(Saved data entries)
━━━━

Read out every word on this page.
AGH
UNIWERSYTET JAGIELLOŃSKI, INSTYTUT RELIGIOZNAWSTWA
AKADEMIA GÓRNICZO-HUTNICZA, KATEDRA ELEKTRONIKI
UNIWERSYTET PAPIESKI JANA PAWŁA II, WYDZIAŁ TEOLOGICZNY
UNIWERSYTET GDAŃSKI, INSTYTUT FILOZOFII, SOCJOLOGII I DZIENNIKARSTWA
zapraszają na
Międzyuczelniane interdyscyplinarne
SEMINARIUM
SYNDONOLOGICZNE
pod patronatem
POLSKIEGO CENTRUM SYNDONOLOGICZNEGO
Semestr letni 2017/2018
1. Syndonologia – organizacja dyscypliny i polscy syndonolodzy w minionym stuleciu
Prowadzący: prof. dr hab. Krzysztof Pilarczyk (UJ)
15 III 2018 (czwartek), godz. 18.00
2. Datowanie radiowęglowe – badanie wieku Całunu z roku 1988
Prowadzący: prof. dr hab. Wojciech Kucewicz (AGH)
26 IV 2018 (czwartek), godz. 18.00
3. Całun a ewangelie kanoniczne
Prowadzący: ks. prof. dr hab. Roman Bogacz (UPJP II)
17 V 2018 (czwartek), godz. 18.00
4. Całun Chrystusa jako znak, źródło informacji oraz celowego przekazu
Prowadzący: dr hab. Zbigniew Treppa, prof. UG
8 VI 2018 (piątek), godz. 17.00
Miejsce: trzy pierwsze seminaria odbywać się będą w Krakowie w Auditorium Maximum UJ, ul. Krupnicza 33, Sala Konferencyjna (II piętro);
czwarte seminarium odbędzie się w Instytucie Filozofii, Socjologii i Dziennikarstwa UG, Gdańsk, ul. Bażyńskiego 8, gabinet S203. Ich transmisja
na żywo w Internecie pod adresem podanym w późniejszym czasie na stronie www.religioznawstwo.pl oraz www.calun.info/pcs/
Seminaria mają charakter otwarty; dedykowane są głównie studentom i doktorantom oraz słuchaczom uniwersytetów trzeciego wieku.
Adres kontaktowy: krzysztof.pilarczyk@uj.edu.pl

━━━━

**Given exercise:** In the data above, how many lines contain the string "prof"? Answer with the number only.

**Completed exercise:** 4